--- ITEMS ---

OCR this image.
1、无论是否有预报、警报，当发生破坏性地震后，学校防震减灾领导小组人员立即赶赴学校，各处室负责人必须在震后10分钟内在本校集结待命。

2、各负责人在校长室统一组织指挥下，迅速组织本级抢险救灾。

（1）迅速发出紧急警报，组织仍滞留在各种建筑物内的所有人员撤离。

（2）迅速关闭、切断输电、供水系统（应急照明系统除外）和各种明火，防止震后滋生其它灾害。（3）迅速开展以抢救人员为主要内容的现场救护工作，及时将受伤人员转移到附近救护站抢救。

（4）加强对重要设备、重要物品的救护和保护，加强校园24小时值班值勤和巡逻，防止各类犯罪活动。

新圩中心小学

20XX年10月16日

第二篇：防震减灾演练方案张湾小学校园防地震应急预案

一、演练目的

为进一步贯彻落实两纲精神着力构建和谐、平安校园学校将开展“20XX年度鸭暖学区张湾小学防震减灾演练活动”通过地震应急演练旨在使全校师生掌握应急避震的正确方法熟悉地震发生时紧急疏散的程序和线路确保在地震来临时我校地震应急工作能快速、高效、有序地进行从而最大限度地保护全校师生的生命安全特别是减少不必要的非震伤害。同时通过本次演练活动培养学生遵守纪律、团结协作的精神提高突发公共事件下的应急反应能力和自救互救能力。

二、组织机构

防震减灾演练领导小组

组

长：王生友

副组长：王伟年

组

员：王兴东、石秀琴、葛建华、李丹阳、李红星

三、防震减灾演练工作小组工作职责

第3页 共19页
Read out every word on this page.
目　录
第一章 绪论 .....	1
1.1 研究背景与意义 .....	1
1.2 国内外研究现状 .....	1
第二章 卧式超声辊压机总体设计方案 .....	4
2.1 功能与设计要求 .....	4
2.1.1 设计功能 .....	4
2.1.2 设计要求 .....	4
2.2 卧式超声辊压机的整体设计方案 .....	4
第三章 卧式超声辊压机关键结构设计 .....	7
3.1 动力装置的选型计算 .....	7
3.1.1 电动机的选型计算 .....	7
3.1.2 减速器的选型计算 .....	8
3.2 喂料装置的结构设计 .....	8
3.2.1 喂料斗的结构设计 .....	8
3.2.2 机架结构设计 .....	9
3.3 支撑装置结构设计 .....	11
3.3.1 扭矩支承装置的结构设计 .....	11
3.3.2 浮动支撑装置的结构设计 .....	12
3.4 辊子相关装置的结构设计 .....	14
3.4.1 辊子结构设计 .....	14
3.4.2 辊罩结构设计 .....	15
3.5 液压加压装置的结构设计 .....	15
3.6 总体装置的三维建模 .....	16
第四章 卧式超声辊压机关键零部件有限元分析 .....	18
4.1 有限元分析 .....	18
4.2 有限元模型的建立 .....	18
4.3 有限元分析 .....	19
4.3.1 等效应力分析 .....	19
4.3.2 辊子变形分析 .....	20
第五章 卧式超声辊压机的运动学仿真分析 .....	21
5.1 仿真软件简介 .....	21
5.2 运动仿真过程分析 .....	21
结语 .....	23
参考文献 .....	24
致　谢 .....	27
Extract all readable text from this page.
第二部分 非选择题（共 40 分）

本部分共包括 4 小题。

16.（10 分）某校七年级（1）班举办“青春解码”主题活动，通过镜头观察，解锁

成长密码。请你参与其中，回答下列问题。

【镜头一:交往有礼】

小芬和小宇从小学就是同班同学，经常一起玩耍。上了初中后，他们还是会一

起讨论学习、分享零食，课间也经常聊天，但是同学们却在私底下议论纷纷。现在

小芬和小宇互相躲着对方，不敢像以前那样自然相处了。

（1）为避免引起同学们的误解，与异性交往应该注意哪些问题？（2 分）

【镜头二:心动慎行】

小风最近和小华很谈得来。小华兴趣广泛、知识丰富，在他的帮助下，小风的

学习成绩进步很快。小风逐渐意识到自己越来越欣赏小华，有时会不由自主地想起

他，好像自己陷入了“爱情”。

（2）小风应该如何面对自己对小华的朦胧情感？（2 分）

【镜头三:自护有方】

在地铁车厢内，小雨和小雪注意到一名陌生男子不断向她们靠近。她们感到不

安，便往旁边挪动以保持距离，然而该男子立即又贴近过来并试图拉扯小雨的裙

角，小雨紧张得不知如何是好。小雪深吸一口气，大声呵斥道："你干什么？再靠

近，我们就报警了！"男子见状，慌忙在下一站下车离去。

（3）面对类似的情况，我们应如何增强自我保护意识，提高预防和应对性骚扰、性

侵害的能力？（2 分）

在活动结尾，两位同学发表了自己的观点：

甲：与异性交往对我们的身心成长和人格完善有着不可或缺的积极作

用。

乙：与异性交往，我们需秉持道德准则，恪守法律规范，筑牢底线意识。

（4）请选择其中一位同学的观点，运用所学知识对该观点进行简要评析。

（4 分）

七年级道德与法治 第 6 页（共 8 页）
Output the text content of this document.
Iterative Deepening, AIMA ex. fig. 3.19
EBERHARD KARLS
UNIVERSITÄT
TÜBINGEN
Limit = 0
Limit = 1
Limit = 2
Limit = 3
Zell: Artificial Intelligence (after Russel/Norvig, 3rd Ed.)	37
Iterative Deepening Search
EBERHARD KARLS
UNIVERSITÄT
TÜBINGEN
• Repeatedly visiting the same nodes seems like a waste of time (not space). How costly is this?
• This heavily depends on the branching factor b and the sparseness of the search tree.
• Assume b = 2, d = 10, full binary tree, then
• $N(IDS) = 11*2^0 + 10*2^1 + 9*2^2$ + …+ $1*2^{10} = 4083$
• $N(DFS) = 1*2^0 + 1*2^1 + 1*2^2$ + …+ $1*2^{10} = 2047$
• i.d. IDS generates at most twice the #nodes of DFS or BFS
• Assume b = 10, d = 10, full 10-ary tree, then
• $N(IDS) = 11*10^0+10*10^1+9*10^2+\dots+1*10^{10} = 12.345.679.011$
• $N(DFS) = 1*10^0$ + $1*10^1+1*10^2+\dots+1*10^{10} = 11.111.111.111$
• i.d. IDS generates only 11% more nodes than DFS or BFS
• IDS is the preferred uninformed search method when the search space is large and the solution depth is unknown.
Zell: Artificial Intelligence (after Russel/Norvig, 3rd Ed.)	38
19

---

◆ TASK REQUIREMENTS
Scan the material above for the word "generates". Copy each line where it occurs.

◆ OUTPUT OF THE TASK
• i.d. IDS generates at most twice the #nodes of DFS or BFS
• i.d. IDS generates only 11% more nodes than DFS or BFS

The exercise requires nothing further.